> _Brief_: Extract the full listing verbatim and drop any pictures from your copy.

> _Materials provided_:
-------

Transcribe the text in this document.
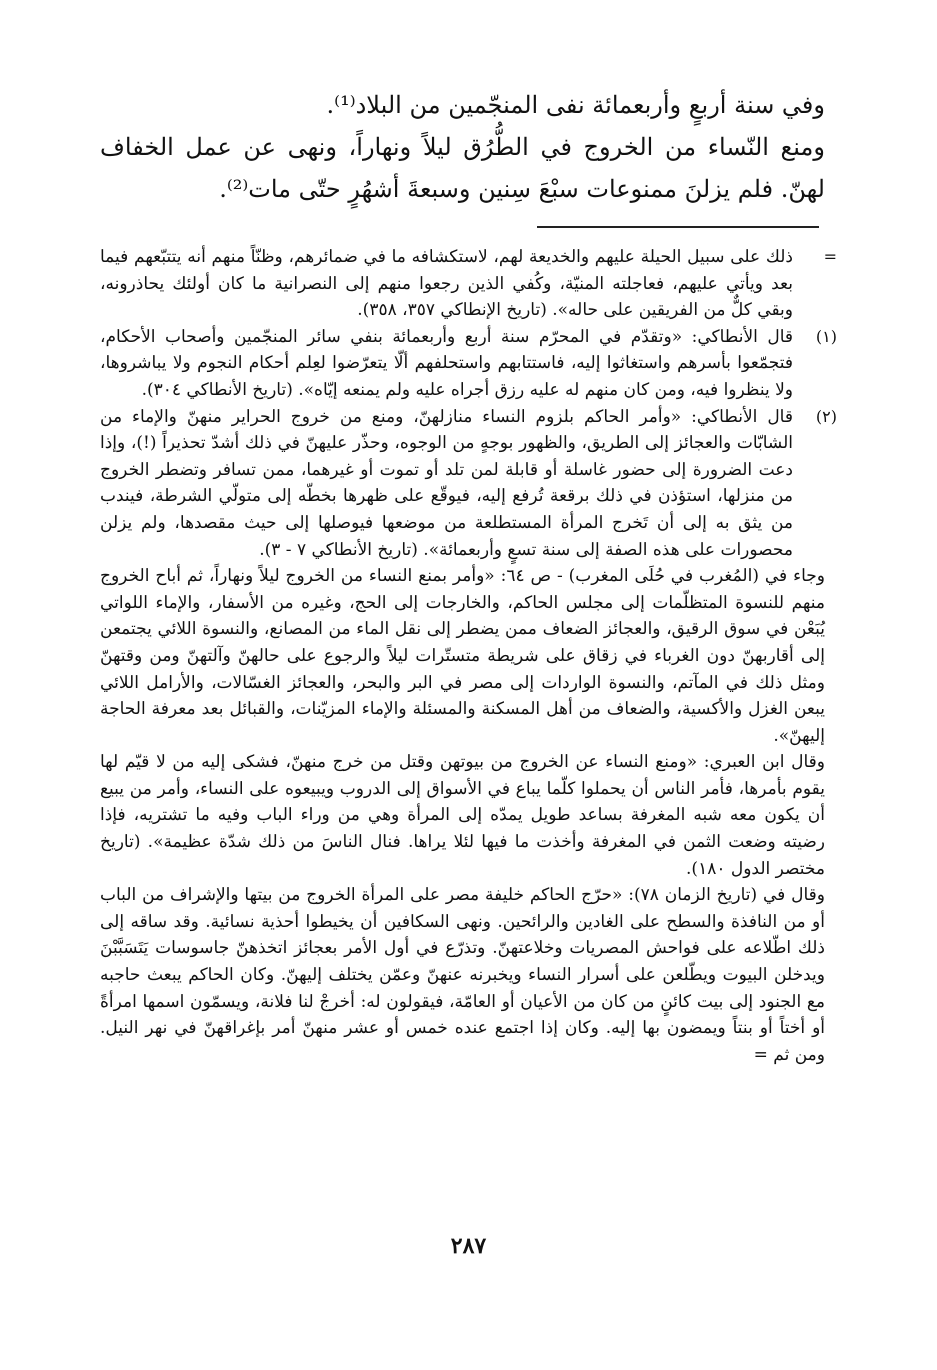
وفي سنة أربعٍ وأربعمائة نفى المنجّمين من البلاد⁽¹⁾.

ومنع النّساء من الخروج في الطُّرُق ليلاً ونهاراً، ونهى عن عمل الخفاف لهنّ. فلم يزلنَ ممنوعات سبْعَ سِنين وسبعةَ أشهُرٍ حتّى مات⁽²⁾.

=

ذلك على سبيل الحيلة عليهم والخديعة لهم، لاستكشافه ما في ضمائرهم، وظنّاً منهم أنه يتتبّعهم فيما بعد ويأتي عليهم، فعاجلته المنيّة، وكُفي الذين رجعوا منهم إلى النصرانية ما كان أولئك يحاذرونه، وبقي كلٌّ من الفريقين على حاله». (تاريخ الإنطاكي ٣٥٧، ٣٥٨).

(١)

قال الأنطاكي: «وتقدّم في المحرّم سنة أربع وأربعمائة بنفي سائر المنجّمين وأصحاب الأحكام، فتجمّعوا بأسرهم واستغاثوا إليه، فاستتابهم واستحلفهم ألّا يتعرّضوا لعِلم أحكام النجوم ولا يباشروها، ولا ينظروا فيه، ومن كان منهم له عليه رزق أجراه عليه ولم يمنعه إيّاه». (تاريخ الأنطاكي ٣٠٤).

(٢)

قال الأنطاكي: «وأمر الحاكم بلزوم النساء منازلهنّ، ومنع من خروج الحراير منهنّ والإماء من الشابّات والعجائز إلى الطريق، والظهور بوجهٍ من الوجوه، وحذّر عليهنّ في ذلك أشدّ تحذيراً (!)، وإذا دعت الضرورة إلى حضور غاسلة أو قابلة لمن تلد أو تموت أو غيرهما، ممن تسافر وتضطر الخروج من منزلها، استؤذن في ذلك برقعة تُرفع إليه، فيوقّع على ظهرها بخطّه إلى متولّي الشرطة، فيندب من يثق به إلى أن تَخرج المرأة المستطلعة من موضعها فيوصلها إلى حيث مقصدها، ولم يزلن محصورات على هذه الصفة إلى سنة تسعٍ وأربعمائة». (تاريخ الأنطاكي ٧ - ٣).

وجاء في (المُغرب في حُلَى المغرب) - ص ٦٤: «وأمر بمنع النساء من الخروج ليلاً ونهاراً، ثم أباح الخروج منهم للنسوة المتظلّمات إلى مجلس الحاكم، والخارجات إلى الحج، وغيره من الأسفار، والإماء اللواتي يُبَعْن في سوق الرقيق، والعجائز الضعاف ممن يضطر إلى نقل الماء من المصانع، والنسوة اللائي يجتمعن إلى أقاربهنّ دون الغرباء في زقاق على شريطة متستّرات ليلاً والرجوع على حالهنّ وآلتهنّ ومن وقتهنّ ومثل ذلك في المآتم، والنسوة الواردات إلى مصر في البر والبحر، والعجائز الغسّالات، والأرامل اللائي يبعن الغزل والأكسية، والضعاف من أهل المسكنة والمسئلة والإماء المزيّنات، والقبائل بعد معرفة الحاجة إليهنّ».

وقال ابن العبري: «ومنع النساء عن الخروج من بيوتهن وقتل من خرج منهنّ، فشكى إليه من لا قيّم لها يقوم بأمرها، فأمر الناس أن يحملوا كلّما يباع في الأسواق إلى الدروب ويبيعوه على النساء، وأمر من يبيع أن يكون معه شبه المغرفة بساعد طويل يمدّه إلى المرأة وهي من وراء الباب وفيه ما تشتريه، فإذا رضيته وضعت الثمن في المغرفة وأخذت ما فيها لئلا يراها. فنال الناسَ من ذلك شدّة عظيمة». (تاريخ مختصر الدول ١٨٠).

وقال في (تاريخ الزمان ٧٨): «حرّج الحاكم خليفة مصر على المرأة الخروج من بيتها والإشراف من الباب أو من النافذة والسطح على الغادين والرائحين. ونهى السكافين أن يخيطوا أحذية نسائية. وقد ساقه إلى ذلك اطّلاعه على فواحش المصريات وخلاعتهنّ. وتذرّع في أول الأمر بعجائز اتخذهنّ جاسوسات يَتَسَبَّبْنَ ويدخلن البيوت ويطّلعن على أسرار النساء ويخبرنه عنهنّ وعمّن يختلف إليهنّ. وكان الحاكم يبعث حاجبه مع الجنود إلى بيت كائنٍ من كان من الأعيان أو العامّة، فيقولون له: أخرجْ لنا فلانة، ويسمّون اسمها امرأةً أو أختاً أو بنتاً ويمضون بها إليه. وكان إذا اجتمع عنده خمس أو عشر منهنّ أمر بإغراقهنّ في نهر النيل. ومن ثم =

٢٨٧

-------

> _Written response_:
Transcribe the text in this document.
وفي سنة أربعٍ وأربعمائة نفى المنجّمين من البلاد⁽¹⁾.

ومنع النّساء من الخروج في الطُّرُق ليلاً ونهاراً، ونهى عن عمل الخفاف لهنّ. فلم يزلنَ ممنوعات سبْعَ سِنين وسبعةَ أشهُرٍ حتّى مات⁽²⁾.

=

ذلك على سبيل الحيلة عليهم والخديعة لهم، لاستكشافه ما في ضمائرهم، وظنّاً منهم أنه يتتبّعهم فيما بعد ويأتي عليهم، فعاجلته المنيّة، وكُفي الذين رجعوا منهم إلى النصرانية ما كان أولئك يحاذرونه، وبقي كلٌّ من الفريقين على حاله». (تاريخ الإنطاكي ٣٥٧، ٣٥٨).

(١)

قال الأنطاكي: «وتقدّم في المحرّم سنة أربع وأربعمائة بنفي سائر المنجّمين وأصحاب الأحكام، فتجمّعوا بأسرهم واستغاثوا إليه، فاستتابهم واستحلفهم ألّا يتعرّضوا لعِلم أحكام النجوم ولا يباشروها، ولا ينظروا فيه، ومن كان منهم له عليه رزق أجراه عليه ولم يمنعه إيّاه». (تاريخ الأنطاكي ٣٠٤).

(٢)

قال الأنطاكي: «وأمر الحاكم بلزوم النساء منازلهنّ، ومنع من خروج الحراير منهنّ والإماء من الشابّات والعجائز إلى الطريق، والظهور بوجهٍ من الوجوه، وحذّر عليهنّ في ذلك أشدّ تحذيراً (!)، وإذا دعت الضرورة إلى حضور غاسلة أو قابلة لمن تلد أو تموت أو غيرهما، ممن تسافر وتضطر الخروج من منزلها، استؤذن في ذلك برقعة تُرفع إليه، فيوقّع على ظهرها بخطّه إلى متولّي الشرطة، فيندب من يثق به إلى أن تَخرج المرأة المستطلعة من موضعها فيوصلها إلى حيث مقصدها، ولم يزلن محصورات على هذه الصفة إلى سنة تسعٍ وأربعمائة». (تاريخ الأنطاكي ٧ - ٣).

وجاء في (المُغرب في حُلَى المغرب) - ص ٦٤: «وأمر بمنع النساء من الخروج ليلاً ونهاراً، ثم أباح الخروج منهم للنسوة المتظلّمات إلى مجلس الحاكم، والخارجات إلى الحج، وغيره من الأسفار، والإماء اللواتي يُبَعْن في سوق الرقيق، والعجائز الضعاف ممن يضطر إلى نقل الماء من المصانع، والنسوة اللائي يجتمعن إلى أقاربهنّ دون الغرباء في زقاق على شريطة متستّرات ليلاً والرجوع على حالهنّ وآلتهنّ ومن وقتهنّ ومثل ذلك في المآتم، والنسوة الواردات إلى مصر في البر والبحر، والعجائز الغسّالات، والأرامل اللائي يبعن الغزل والأكسية، والضعاف من أهل المسكنة والمسئلة والإماء المزيّنات، والقبائل بعد معرفة الحاجة إليهنّ».

وقال ابن العبري: «ومنع النساء عن الخروج من بيوتهن وقتل من خرج منهنّ، فشكى إليه من لا قيّم لها يقوم بأمرها، فأمر الناس أن يحملوا كلّما يباع في الأسواق إلى الدروب ويبيعوه على النساء، وأمر من يبيع أن يكون معه شبه المغرفة بساعد طويل يمدّه إلى المرأة وهي من وراء الباب وفيه ما تشتريه، فإذا رضيته وضعت الثمن في المغرفة وأخذت ما فيها لئلا يراها. فنال الناسَ من ذلك شدّة عظيمة». (تاريخ مختصر الدول ١٨٠).

وقال في (تاريخ الزمان ٧٨): «حرّج الحاكم خليفة مصر على المرأة الخروج من بيتها والإشراف من الباب أو من النافذة والسطح على الغادين والرائحين. ونهى السكافين أن يخيطوا أحذية نسائية. وقد ساقه إلى ذلك اطّلاعه على فواحش المصريات وخلاعتهنّ. وتذرّع في أول الأمر بعجائز اتخذهنّ جاسوسات يَتَسَبَّبْنَ ويدخلن البيوت ويطّلعن على أسرار النساء ويخبرنه عنهنّ وعمّن يختلف إليهنّ. وكان الحاكم يبعث حاجبه مع الجنود إلى بيت كائنٍ من كان من الأعيان أو العامّة، فيقولون له: أخرجْ لنا فلانة، ويسمّون اسمها امرأةً أو أختاً أو بنتاً ويمضون بها إليه. وكان إذا اجتمع عنده خمس أو عشر منهنّ أمر بإغراقهنّ في نهر النيل. ومن ثم =

٢٨٧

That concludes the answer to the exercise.